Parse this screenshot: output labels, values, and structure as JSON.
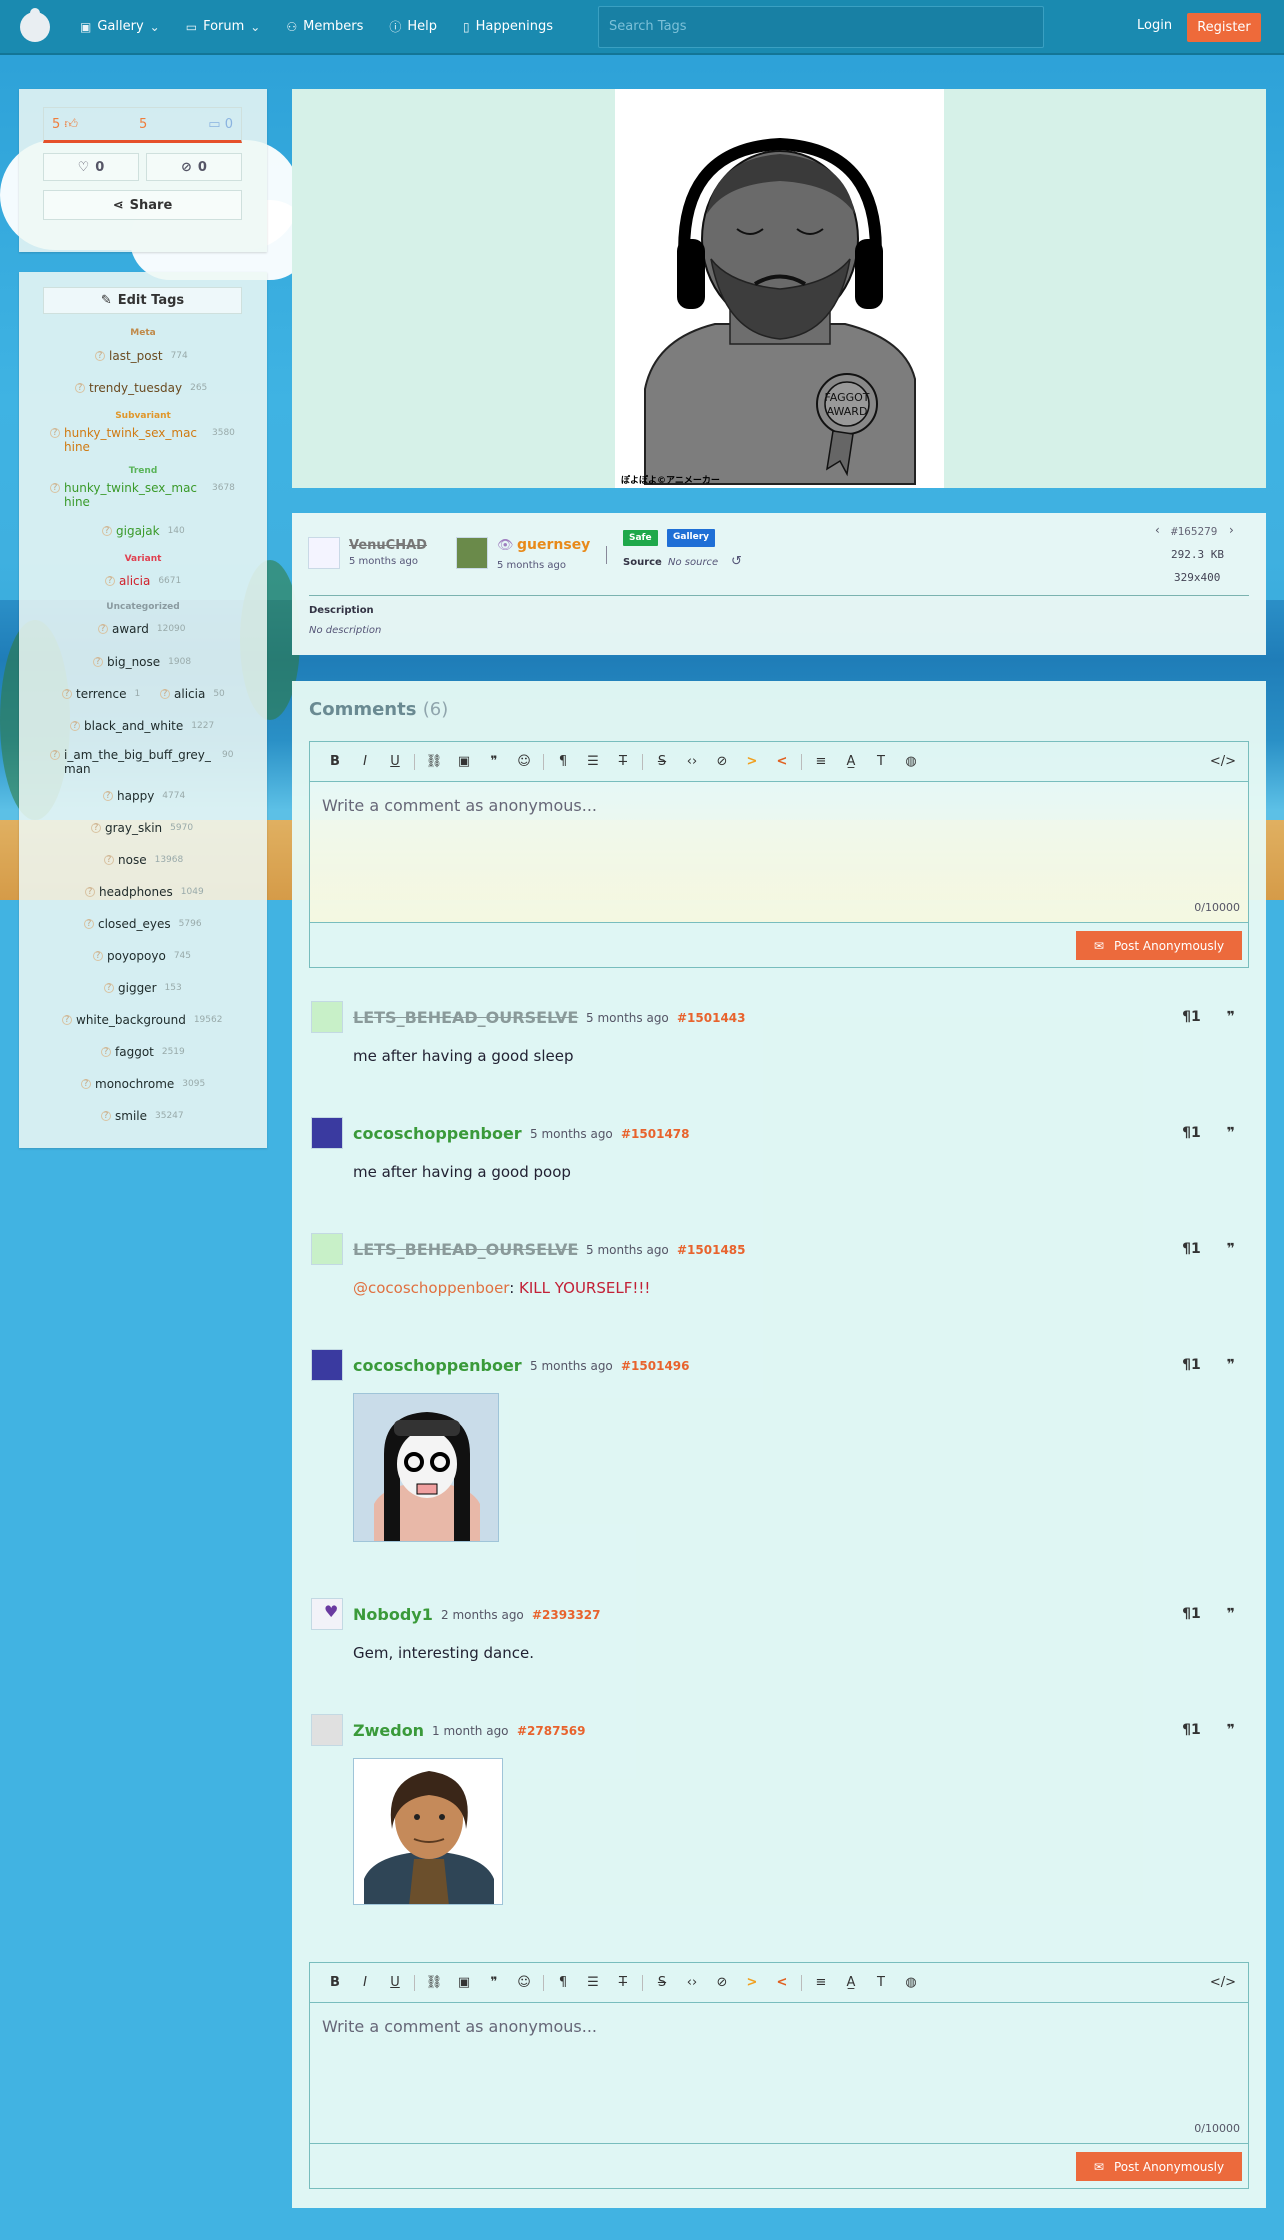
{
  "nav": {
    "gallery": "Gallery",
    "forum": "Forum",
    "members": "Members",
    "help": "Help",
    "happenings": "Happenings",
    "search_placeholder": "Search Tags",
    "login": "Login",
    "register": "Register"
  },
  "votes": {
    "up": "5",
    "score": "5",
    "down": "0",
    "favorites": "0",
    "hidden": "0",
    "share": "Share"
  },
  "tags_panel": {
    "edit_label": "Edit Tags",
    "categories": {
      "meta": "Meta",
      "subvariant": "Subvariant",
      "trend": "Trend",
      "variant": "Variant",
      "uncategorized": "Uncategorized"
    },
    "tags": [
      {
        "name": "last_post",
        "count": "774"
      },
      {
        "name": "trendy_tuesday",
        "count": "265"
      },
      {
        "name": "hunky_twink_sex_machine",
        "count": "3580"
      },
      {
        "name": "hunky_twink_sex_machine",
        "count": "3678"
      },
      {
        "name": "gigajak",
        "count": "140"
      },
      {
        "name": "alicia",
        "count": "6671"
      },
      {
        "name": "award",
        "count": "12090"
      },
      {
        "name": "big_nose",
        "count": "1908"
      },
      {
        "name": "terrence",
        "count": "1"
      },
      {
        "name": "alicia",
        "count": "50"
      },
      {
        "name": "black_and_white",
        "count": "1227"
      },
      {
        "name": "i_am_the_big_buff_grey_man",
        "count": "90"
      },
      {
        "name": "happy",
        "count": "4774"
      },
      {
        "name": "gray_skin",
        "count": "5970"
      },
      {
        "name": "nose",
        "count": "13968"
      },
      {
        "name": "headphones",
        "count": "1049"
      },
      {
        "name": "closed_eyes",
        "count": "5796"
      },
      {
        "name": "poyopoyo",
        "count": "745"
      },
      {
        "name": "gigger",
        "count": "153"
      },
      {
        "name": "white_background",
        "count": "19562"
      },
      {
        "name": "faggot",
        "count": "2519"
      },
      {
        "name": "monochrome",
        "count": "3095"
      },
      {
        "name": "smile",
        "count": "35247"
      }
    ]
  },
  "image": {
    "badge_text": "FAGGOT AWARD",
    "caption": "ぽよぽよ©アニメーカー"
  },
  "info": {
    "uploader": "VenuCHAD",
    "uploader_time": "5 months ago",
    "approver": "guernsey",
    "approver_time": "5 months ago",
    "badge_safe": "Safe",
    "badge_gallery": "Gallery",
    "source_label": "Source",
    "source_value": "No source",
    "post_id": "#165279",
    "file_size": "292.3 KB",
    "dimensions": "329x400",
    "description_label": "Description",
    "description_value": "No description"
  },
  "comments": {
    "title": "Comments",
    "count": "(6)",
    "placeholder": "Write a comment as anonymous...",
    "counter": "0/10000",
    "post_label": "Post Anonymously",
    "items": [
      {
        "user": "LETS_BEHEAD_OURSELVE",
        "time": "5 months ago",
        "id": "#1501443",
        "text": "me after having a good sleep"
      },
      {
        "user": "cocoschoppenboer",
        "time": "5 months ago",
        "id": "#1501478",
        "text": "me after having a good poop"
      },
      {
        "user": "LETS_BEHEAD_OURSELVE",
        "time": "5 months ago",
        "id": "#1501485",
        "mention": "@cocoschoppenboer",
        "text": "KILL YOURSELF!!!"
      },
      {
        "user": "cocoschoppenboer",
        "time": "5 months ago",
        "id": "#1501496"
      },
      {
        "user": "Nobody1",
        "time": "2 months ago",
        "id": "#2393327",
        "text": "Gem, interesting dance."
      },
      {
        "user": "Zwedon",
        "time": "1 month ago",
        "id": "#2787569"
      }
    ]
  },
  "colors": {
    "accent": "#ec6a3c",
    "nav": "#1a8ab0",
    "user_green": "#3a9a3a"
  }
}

== == ==

**Given exercise:** Copy each line above precisely, dropping the pictures.

**Exercise solution:**
Parse this screenshot: output labels, values, and structure as JSON.
{
  "nav": {
    "gallery": "Gallery",
    "forum": "Forum",
    "members": "Members",
    "help": "Help",
    "happenings": "Happenings",
    "search_placeholder": "Search Tags",
    "login": "Login",
    "register": "Register"
  },
  "votes": {
    "up": "5",
    "score": "5",
    "down": "0",
    "favorites": "0",
    "hidden": "0",
    "share": "Share"
  },
  "tags_panel": {
    "edit_label": "Edit Tags",
    "categories": {
      "meta": "Meta",
      "subvariant": "Subvariant",
      "trend": "Trend",
      "variant": "Variant",
      "uncategorized": "Uncategorized"
    },
    "tags": [
      {
        "name": "last_post",
        "count": "774"
      },
      {
        "name": "trendy_tuesday",
        "count": "265"
      },
      {
        "name": "hunky_twink_sex_machine",
        "count": "3580"
      },
      {
        "name": "hunky_twink_sex_machine",
        "count": "3678"
      },
      {
        "name": "gigajak",
        "count": "140"
      },
      {
        "name": "alicia",
        "count": "6671"
      },
      {
        "name": "award",
        "count": "12090"
      },
      {
        "name": "big_nose",
        "count": "1908"
      },
      {
        "name": "terrence",
        "count": "1"
      },
      {
        "name": "alicia",
        "count": "50"
      },
      {
        "name": "black_and_white",
        "count": "1227"
      },
      {
        "name": "i_am_the_big_buff_grey_man",
        "count": "90"
      },
      {
        "name": "happy",
        "count": "4774"
      },
      {
        "name": "gray_skin",
        "count": "5970"
      },
      {
        "name": "nose",
        "count": "13968"
      },
      {
        "name": "headphones",
        "count": "1049"
      },
      {
        "name": "closed_eyes",
        "count": "5796"
      },
      {
        "name": "poyopoyo",
        "count": "745"
      },
      {
        "name": "gigger",
        "count": "153"
      },
      {
        "name": "white_background",
        "count": "19562"
      },
      {
        "name": "faggot",
        "count": "2519"
      },
      {
        "name": "monochrome",
        "count": "3095"
      },
      {
        "name": "smile",
        "count": "35247"
      }
    ]
  },
  "image": {
    "badge_text": "FAGGOT AWARD",
    "caption": "ぽよぽよ©アニメーカー"
  },
  "info": {
    "uploader": "VenuCHAD",
    "uploader_time": "5 months ago",
    "approver": "guernsey",
    "approver_time": "5 months ago",
    "badge_safe": "Safe",
    "badge_gallery": "Gallery",
    "source_label": "Source",
    "source_value": "No source",
    "post_id": "#165279",
    "file_size": "292.3 KB",
    "dimensions": "329x400",
    "description_label": "Description",
    "description_value": "No description"
  },
  "comments": {
    "title": "Comments",
    "count": "(6)",
    "placeholder": "Write a comment as anonymous...",
    "counter": "0/10000",
    "post_label": "Post Anonymously",
    "items": [
      {
        "user": "LETS_BEHEAD_OURSELVE",
        "time": "5 months ago",
        "id": "#1501443",
        "text": "me after having a good sleep"
      },
      {
        "user": "cocoschoppenboer",
        "time": "5 months ago",
        "id": "#1501478",
        "text": "me after having a good poop"
      },
      {
        "user": "LETS_BEHEAD_OURSELVE",
        "time": "5 months ago",
        "id": "#1501485",
        "mention": "@cocoschoppenboer",
        "text": "KILL YOURSELF!!!"
      },
      {
        "user": "cocoschoppenboer",
        "time": "5 months ago",
        "id": "#1501496"
      },
      {
        "user": "Nobody1",
        "time": "2 months ago",
        "id": "#2393327",
        "text": "Gem, interesting dance."
      },
      {
        "user": "Zwedon",
        "time": "1 month ago",
        "id": "#2787569"
      }
    ]
  },
  "colors": {
    "accent": "#ec6a3c",
    "nav": "#1a8ab0",
    "user_green": "#3a9a3a"
  }
}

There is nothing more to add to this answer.